> **Exercise directions**: Omit every picture while repeating the entries exactly.

> **Supplied material**:
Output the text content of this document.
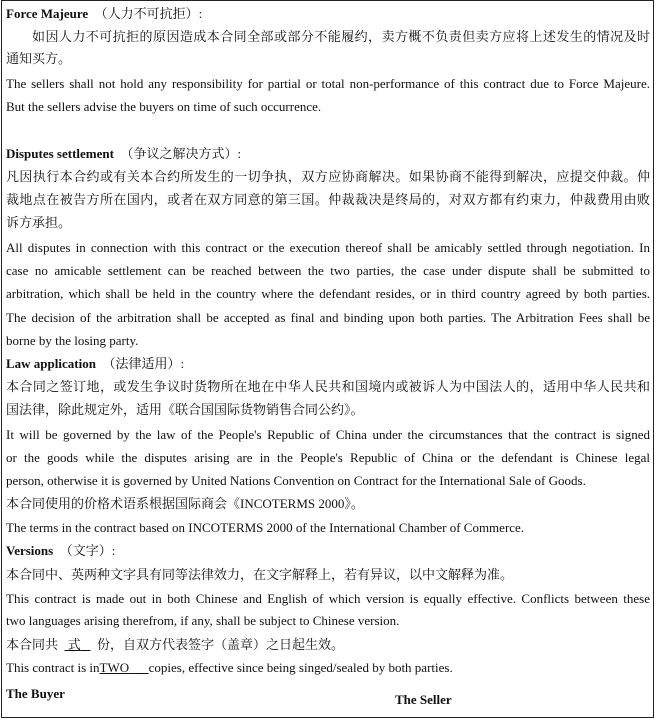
Force Majeure （人力不可抗拒）:
如因人力不可抗拒的原因造成本合同全部或部分不能履约，卖方概不负责但卖方应将上述发生的情况及时
通知买方。
The sellers shall not hold any responsibility for partial or total non-performance of this contract due to Force Majeure.
But the sellers advise the buyers on time of such occurrence.
Disputes settlement （争议之解决方式）:
凡因执行本合约或有关本合约所发生的一切争执，双方应协商解决。如果协商不能得到解决，应提交仲裁。仲
裁地点在被告方所在国内，或者在双方同意的第三国。仲裁裁决是终局的，对双方都有约束力，仲裁费用由败
诉方承担。
All disputes in connection with this contract or the execution thereof shall be amicably settled through negotiation. In
case no amicable settlement can be reached between the two parties, the case under dispute shall be submitted to
arbitration, which shall be held in the country where the defendant resides, or in third country agreed by both parties.
The decision of the arbitration shall be accepted as final and binding upon both parties. The Arbitration Fees shall be
borne by the losing party.
Law application （法律适用）:
本合同之签订地，或发生争议时货物所在地在中华人民共和国境内或被诉人为中国法人的，适用中华人民共和
国法律，除此规定外，适用《联合国国际货物销售合同公约》。
It will be governed by the law of the People's Republic of China under the circumstances that the contract is signed
or the goods while the disputes arising are in the People's Republic of China or the defendant is Chinese legal
person, otherwise it is governed by United Nations Convention on Contract for the International Sale of Goods.
本合同使用的价格术语系根据国际商会《INCOTERMS 2000》。
The terms in the contract based on INCOTERMS 2000 of the International Chamber of Commerce.
Versions （文字）:
本合同中、英两种文字具有同等法律效力，在文字解释上，若有异议，以中文解释为准。
This contract is made out in both Chinese and English of which version is equally effective. Conflicts between these
two languages arising therefrom, if any, shall be subject to Chinese version.
本合同共 式 份，自双方代表签字（盖章）之日起生效。
This contract is inTWO copies, effective since being singed/sealed by both parties.
The Buyer	The Seller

> **Task solution**:
Output the text content of this document.
Force Majeure （人力不可抗拒）:
如因人力不可抗拒的原因造成本合同全部或部分不能履约，卖方概不负责但卖方应将上述发生的情况及时
通知买方。
The sellers shall not hold any responsibility for partial or total non-performance of this contract due to Force Majeure.
But the sellers advise the buyers on time of such occurrence.
Disputes settlement （争议之解决方式）:
凡因执行本合约或有关本合约所发生的一切争执，双方应协商解决。如果协商不能得到解决，应提交仲裁。仲
裁地点在被告方所在国内，或者在双方同意的第三国。仲裁裁决是终局的，对双方都有约束力，仲裁费用由败
诉方承担。
All disputes in connection with this contract or the execution thereof shall be amicably settled through negotiation. In
case no amicable settlement can be reached between the two parties, the case under dispute shall be submitted to
arbitration, which shall be held in the country where the defendant resides, or in third country agreed by both parties.
The decision of the arbitration shall be accepted as final and binding upon both parties. The Arbitration Fees shall be
borne by the losing party.
Law application （法律适用）:
本合同之签订地，或发生争议时货物所在地在中华人民共和国境内或被诉人为中国法人的，适用中华人民共和
国法律，除此规定外，适用《联合国国际货物销售合同公约》。
It will be governed by the law of the People's Republic of China under the circumstances that the contract is signed
or the goods while the disputes arising are in the People's Republic of China or the defendant is Chinese legal
person, otherwise it is governed by United Nations Convention on Contract for the International Sale of Goods.
本合同使用的价格术语系根据国际商会《INCOTERMS 2000》。
The terms in the contract based on INCOTERMS 2000 of the International Chamber of Commerce.
Versions （文字）:
本合同中、英两种文字具有同等法律效力，在文字解释上，若有异议，以中文解释为准。
This contract is made out in both Chinese and English of which version is equally effective. Conflicts between these
two languages arising therefrom, if any, shall be subject to Chinese version.
本合同共 式 份，自双方代表签字（盖章）之日起生效。
This contract is inTWO copies, effective since being singed/sealed by both parties.
The Buyer	The Seller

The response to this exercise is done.